• **Stated problem**: In the listing that follows, count every line with the word "Remove" in it and write only the total.

"""

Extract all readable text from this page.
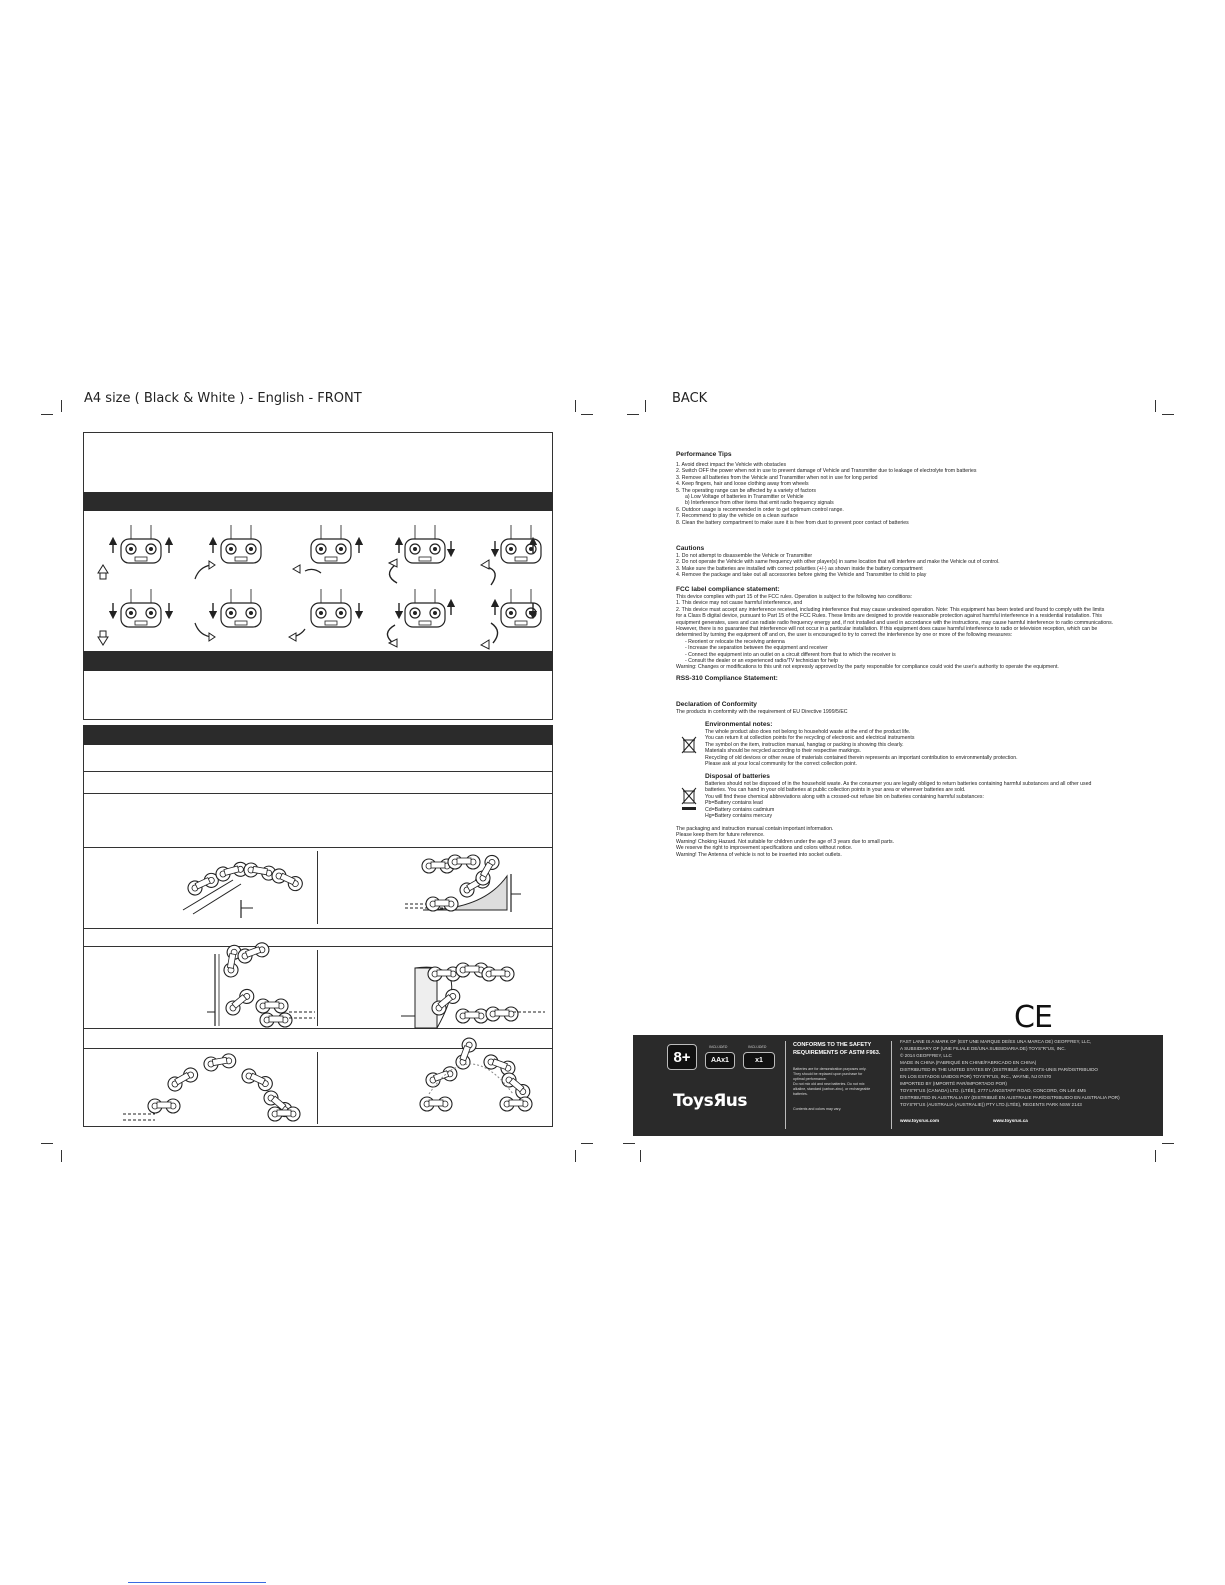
A4 size ( Black & White ) - English - FRONT	BACK
Performance Tips
1. Avoid direct impact the Vehicle with obstacles
2. Switch OFF the power when not in use to prevent damage of Vehicle and Transmitter due to leakage of electrolyte from batteries
3. Remove all batteries from the Vehicle and Transmitter when not in use for long period
4. Keep fingers, hair and loose clothing away from wheels
5. The operating range can be affected by a variety of factors
a) Low Voltage of batteries in Transmitter or Vehicle
b) Interference from other items that emit radio frequency signals
6. Outdoor usage is recommended in order to get optimum control range.
7. Recommend to play the vehicle on a clean surface
8. Clean the battery compartment to make sure it is free from dust to prevent poor contact of batteries
Cautions
1. Do not attempt to disassemble the Vehicle or Transmitter
2. Do not operate the Vehicle with same frequency with other player(s) in same location that will interfere and make the Vehicle out of control.
3. Make sure the batteries are installed with correct polarities (+/-) as shown inside the battery compartment
4. Remove the package and take out all accessories before giving the Vehicle and Transmitter to child to play
FCC label compliance statement:
This device complies with part 15 of the FCC rules. Operation is subject to the following two conditions:
1. This device may not cause harmful interference, and
2. This device must accept any interference received, including interference that may cause undesired operation. Note: This equipment has been tested and found to comply with the limits
for a Class B digital device, pursuant to Part 15 of the FCC Rules. These limits are designed to provide reasonable protection against harmful interference in a residential installation. This
equipment generates, uses and can radiate radio frequency energy and, if not installed and used in accordance with the instructions, may cause harmful interference to radio communications.
However, there is no guarantee that interference will not occur in a particular installation. If this equipment does cause harmful interference to radio or television reception, which can be
determined by turning the equipment off and on, the user is encouraged to try to correct the interference by one or more of the following measures:
- Reorient or relocate the receiving antenna
- Increase the separation between the equipment and receiver
- Connect the equipment into an outlet on a circuit different from that to which the receiver is
- Consult the dealer or an experienced radio/TV technician for help
Warning: Changes or modifications to this unit not expressly approved by the party responsible for compliance could void the user's authority to operate the equipment.
RSS-310 Compliance Statement:
Declaration of Conformity
The products in conformity with the requirement of EU Directive 1999/5/EC
Environmental notes:
The whole product also does not belong to household waste at the end of the product life.
You can return it at collection points for the recycling of electronic and electrical instruments
The symbol on the item, instruction manual, hangtag or packing is showing this clearly.
Materials should be recycled according to their respective markings.
Recycling of old devices or other reuse of materials contained therein represents an important contribution to environmentally protection.
Please ask at your local community for the correct collection point.
Disposal of batteries
Batteries should not be disposed of in the household waste. As the consumer you are legally obliged to return batteries containing harmful substances and all other used
batteries. You can hand in your old batteries at public collection points in your area or wherever batteries are sold.
You will find these chemical abbreviations along with a crossed-out refuse bin on batteries containing harmful substances:
Pb=Battery contains lead
Cd=Battery contains cadmium
Hg=Battery contains mercury
The packaging and instruction manual contain important information.
Please keep them for future reference.
Warning! Choking Hazard. Not suitable for children under the age of 3 years due to small parts.
We reserve the right to improvement specifications and colors without notice.
Warning! The Antenna of vehicle is not to be inserted into socket outlets.
CE
8+
INCLUDED
AAx1
INCLUDED
x1
ToysЯus
CONFORMS TO THE SAFETY
REQUIREMENTS OF ASTM F963.
Batteries are for demonstration purposes only.
They should be replaced upon purchase for
optimal performance.
Do not mix old and new batteries. Do not mix
alkaline, standard (carbon-zinc), or rechargeable
batteries.
Contents and colors may vary.
FAST LANE IS A MARK OF (EST UNE MARQUE DE/ES UNA MARCA DE) GEOFFREY, LLC,
A SUBSIDIARY OF (UNE FILIALE DE/UNA SUBSIDIARIA DE) TOYS"R"US, INC.
© 2014 GEOFFREY, LLC
MADE IN CHINA (FABRIQUÉ EN CHINE/FABRICADO EN CHINA)
DISTRIBUTED IN THE UNITED STATES BY (DISTRIBUÉ AUX ÉTATS-UNIS PAR/DISTRIBUIDO
EN LOS ESTADOS UNIDOS POR) TOYS"R"US, INC., WAYNE, NJ 07470
IMPORTED BY (IMPORTÉ PAR/IMPORTADO POR)
TOYS"R"US (CANADA) LTD. (LTÉE), 2777 LANGSTAFF ROAD, CONCORD, ON L4K 4M5
DISTRIBUTED IN AUSTRALIA BY (DISTRIBUÉ EN AUSTRALIE PAR/DISTRIBUIDO EN AUSTRALIA POR)
TOYS"R"US (AUSTRALIA (AUSTRALIE)) PTY LTD.(LTÉE), REGENTS PARK NSW 2143
www.toysrus.com	www.toysrus.ca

"""

• **Response**: 2